# RECORD EXCERPTS start

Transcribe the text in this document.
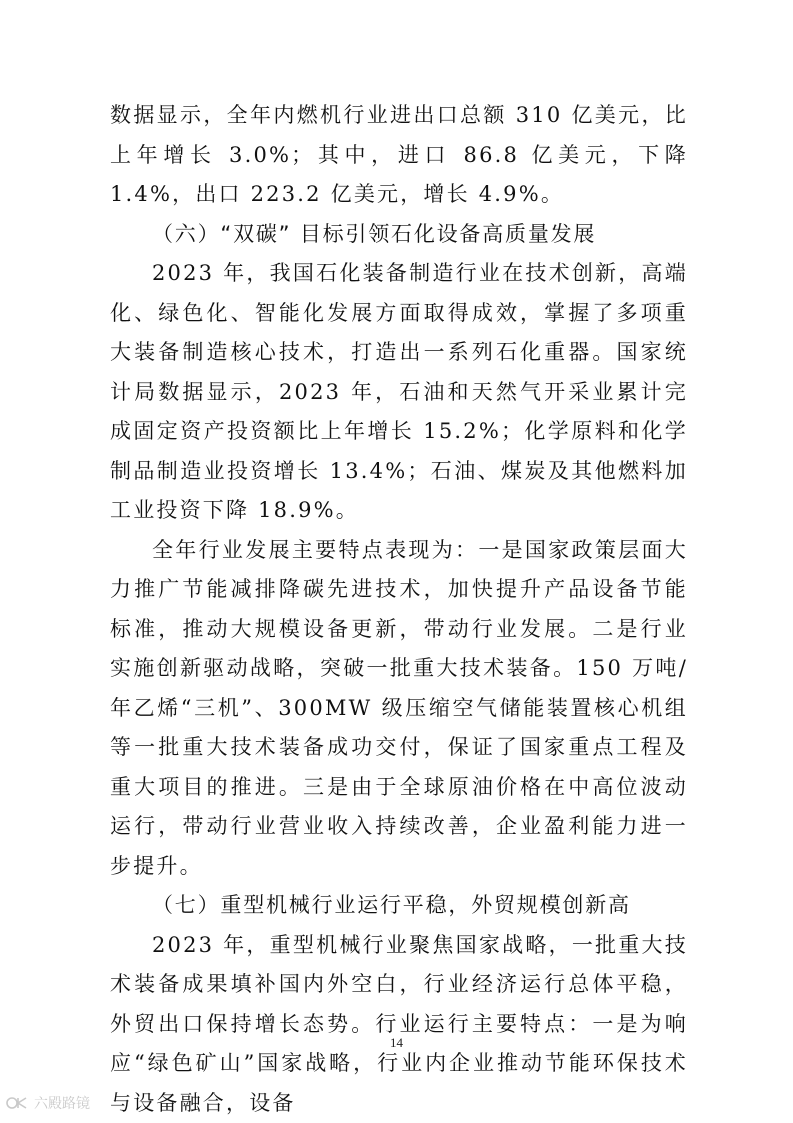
数据显示，全年内燃机行业进出口总额 310 亿美元，比上年增长 3.0%；其中，进口 86.8 亿美元，下降 1.4%，出口 223.2 亿美元，增长 4.9%。

（六）“双碳” 目标引领石化设备高质量发展

2023 年，我国石化装备制造行业在技术创新，高端化、绿色化、智能化发展方面取得成效，掌握了多项重大装备制造核心技术，打造出一系列石化重器。国家统计局数据显示，2023 年，石油和天然气开采业累计完成固定资产投资额比上年增长 15.2%；化学原料和化学制品制造业投资增长 13.4%；石油、煤炭及其他燃料加工业投资下降 18.9%。

全年行业发展主要特点表现为：一是国家政策层面大力推广节能减排降碳先进技术，加快提升产品设备节能标准，推动大规模设备更新，带动行业发展。二是行业实施创新驱动战略，突破一批重大技术装备。150 万吨/年乙烯“三机”、300MW 级压缩空气储能装置核心机组等一批重大技术装备成功交付，保证了国家重点工程及重大项目的推进。三是由于全球原油价格在中高位波动运行，带动行业营业收入持续改善，企业盈利能力进一步提升。

（七）重型机械行业运行平稳，外贸规模创新高

2023 年，重型机械行业聚焦国家战略，一批重大技术装备成果填补国内外空白，行业经济运行总体平稳，外贸出口保持增长态势。行业运行主要特点：一是为响应“绿色矿山”国家战略，行业内企业推动节能环保技术与设备融合，设备

14
六殿路镜
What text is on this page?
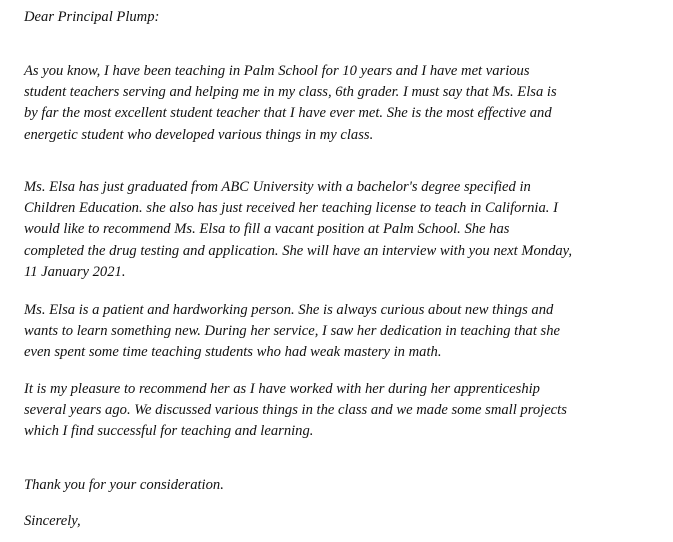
Dear Principal Plump:

As you know, I have been teaching in Palm School for 10 years and I have met various
student teachers serving and helping me in my class, 6th grader. I must say that Ms. Elsa is
by far the most excellent student teacher that I have ever met. She is the most effective and
energetic student who developed various things in my class.

Ms. Elsa has just graduated from ABC University with a bachelor's degree specified in
Children Education. she also has just received her teaching license to teach in California. I
would like to recommend Ms. Elsa to fill a vacant position at Palm School. She has
completed the drug testing and application. She will have an interview with you next Monday,
11 January 2021.

Ms. Elsa is a patient and hardworking person. She is always curious about new things and
wants to learn something new. During her service, I saw her dedication in teaching that she
even spent some time teaching students who had weak mastery in math.

It is my pleasure to recommend her as I have worked with her during her apprenticeship
several years ago. We discussed various things in the class and we made some small projects
which I find successful for teaching and learning.

Thank you for your consideration.

Sincerely,
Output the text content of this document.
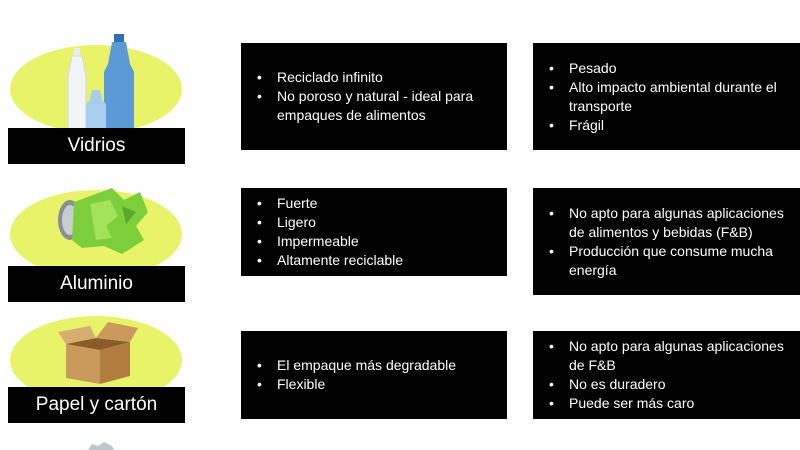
Vidrios
• Reciclado infinito
• No poroso y natural - ideal para empaques de alimentos
• Pesado
• Alto impacto ambiental durante el transporte
• Frágil
Aluminio
• Fuerte
• Ligero
• Impermeable
• Altamente reciclable
• No apto para algunas aplicaciones de alimentos y bebidas (F&B)
• Producción que consume mucha energía
Papel y cartón
• El empaque más degradable
• Flexible
• No apto para algunas aplicaciones de F&B
• No es duradero
• Puede ser más caro
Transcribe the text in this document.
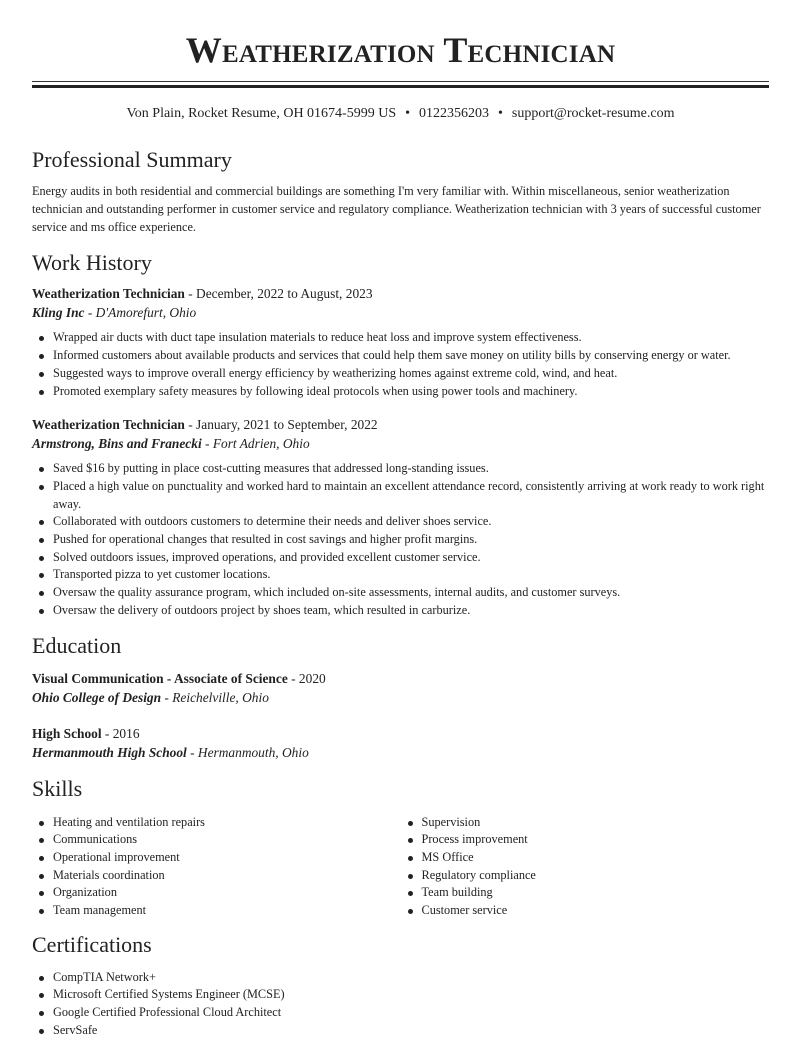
Weatherization Technician
Von Plain, Rocket Resume, OH 01674-5999 US • 0122356203 • support@rocket-resume.com
Professional Summary

Energy audits in both residential and commercial buildings are something I'm very familiar with. Within miscellaneous, senior weatherization technician and outstanding performer in customer service and regulatory compliance. Weatherization technician with 3 years of successful customer service and ms office experience.

Work History
Weatherization Technician - December, 2022 to August, 2023
Kling Inc - D'Amorefurt, Ohio
Wrapped air ducts with duct tape insulation materials to reduce heat loss and improve system effectiveness.
Informed customers about available products and services that could help them save money on utility bills by conserving energy or water.
Suggested ways to improve overall energy efficiency by weatherizing homes against extreme cold, wind, and heat.
Promoted exemplary safety measures by following ideal protocols when using power tools and machinery.
Weatherization Technician - January, 2021 to September, 2022
Armstrong, Bins and Franecki - Fort Adrien, Ohio
Saved $16 by putting in place cost-cutting measures that addressed long-standing issues.
Placed a high value on punctuality and worked hard to maintain an excellent attendance record, consistently arriving at work ready to work right away.
Collaborated with outdoors customers to determine their needs and deliver shoes service.
Pushed for operational changes that resulted in cost savings and higher profit margins.
Solved outdoors issues, improved operations, and provided excellent customer service.
Transported pizza to yet customer locations.
Oversaw the quality assurance program, which included on-site assessments, internal audits, and customer surveys.
Oversaw the delivery of outdoors project by shoes team, which resulted in carburize.
Education
Visual Communication - Associate of Science - 2020
Ohio College of Design - Reichelville, Ohio
High School - 2016
Hermanmouth High School - Hermanmouth, Ohio
Skills
Heating and ventilation repairs
Communications
Operational improvement
Materials coordination
Organization
Team management
Supervision
Process improvement
MS Office
Regulatory compliance
Team building
Customer service
Certifications
CompTIA Network+
Microsoft Certified Systems Engineer (MCSE)
Google Certified Professional Cloud Architect
ServSafe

# RECORD EXCERPTS end

Each line holding "class" must be found and copied.

## EXERCISE ANSWER
student teachers serving and helping me in my class, 6th grader. I must say that Ms. Elsa is
energetic student who developed various things in my class.
several years ago. We discussed various things in the class and we made some small projects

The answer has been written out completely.